# Aim of the exercise
Using the records that follow, count the lines containing the word "color" and give that number only.
**** Source data ****
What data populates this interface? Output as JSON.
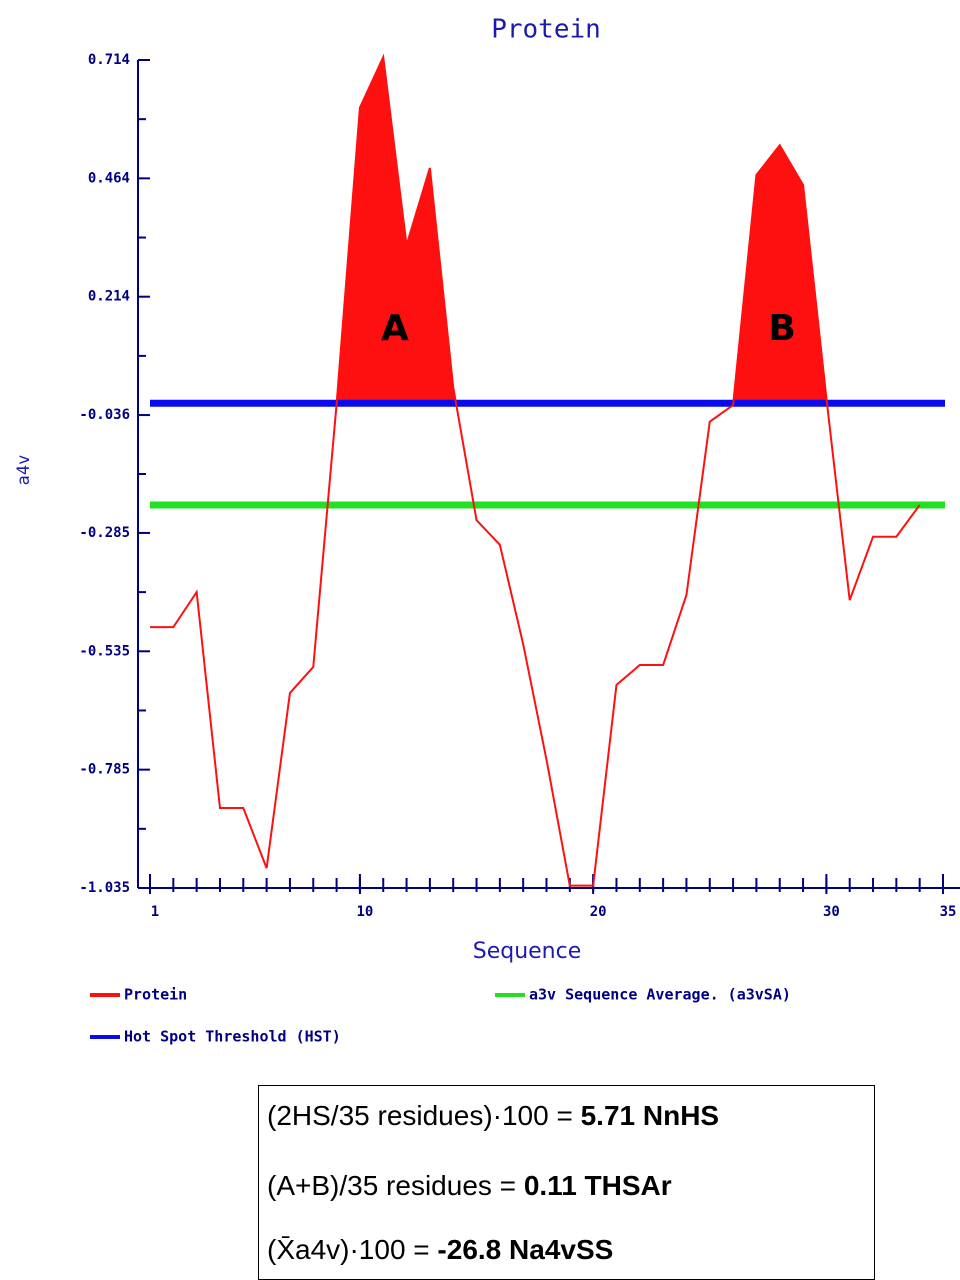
{
  "chart_data": {
    "type": "line",
    "title": "Protein",
    "xlabel": "Sequence",
    "ylabel": "a4v",
    "x": [
      1,
      2,
      3,
      4,
      5,
      6,
      7,
      8,
      9,
      10,
      11,
      12,
      13,
      14,
      15,
      16,
      17,
      18,
      19,
      20,
      21,
      22,
      23,
      24,
      25,
      26,
      27,
      28,
      29,
      30,
      31,
      32,
      33,
      34
    ],
    "series": [
      {
        "name": "Protein",
        "color": "#ff1010",
        "values": [
          -0.484,
          -0.484,
          -0.41,
          -0.866,
          -0.866,
          -0.993,
          -0.623,
          -0.568,
          -0.013,
          0.613,
          0.72,
          0.323,
          0.486,
          0.023,
          -0.258,
          -0.31,
          -0.52,
          -0.764,
          -1.03,
          -1.03,
          -0.606,
          -0.564,
          -0.564,
          -0.416,
          -0.05,
          -0.015,
          0.471,
          0.534,
          0.45,
          0.0,
          -0.427,
          -0.293,
          -0.293,
          -0.226
        ]
      }
    ],
    "hlines": [
      {
        "name": "a3v Sequence Average. (a3vSA)",
        "color": "#22e022",
        "value": -0.226
      },
      {
        "name": "Hot Spot Threshold (HST)",
        "color": "#0a0aee",
        "value": -0.011
      }
    ],
    "annotations": [
      {
        "text": "A",
        "x": 11.5,
        "y": 0.144
      },
      {
        "text": "B",
        "x": 28.1,
        "y": 0.144
      }
    ],
    "xlim": [
      1,
      35
    ],
    "xticks": [
      1,
      10,
      20,
      30,
      35
    ],
    "ylim": [
      -1.035,
      0.714
    ],
    "yticks": [
      0.714,
      0.464,
      0.214,
      -0.036,
      -0.285,
      -0.535,
      -0.785,
      -1.035
    ]
  },
  "formulas": [
    {
      "text": "(2HS/35 residues)·100 = ",
      "result": "5.71 NnHS"
    },
    {
      "text": "(A+B)/35 residues = ",
      "result": "0.11 THSAr"
    },
    {
      "text": "(X̄a4v)·100 = ",
      "result": "-26.8 Na4vSS"
    }
  ]
}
****
# Response area
3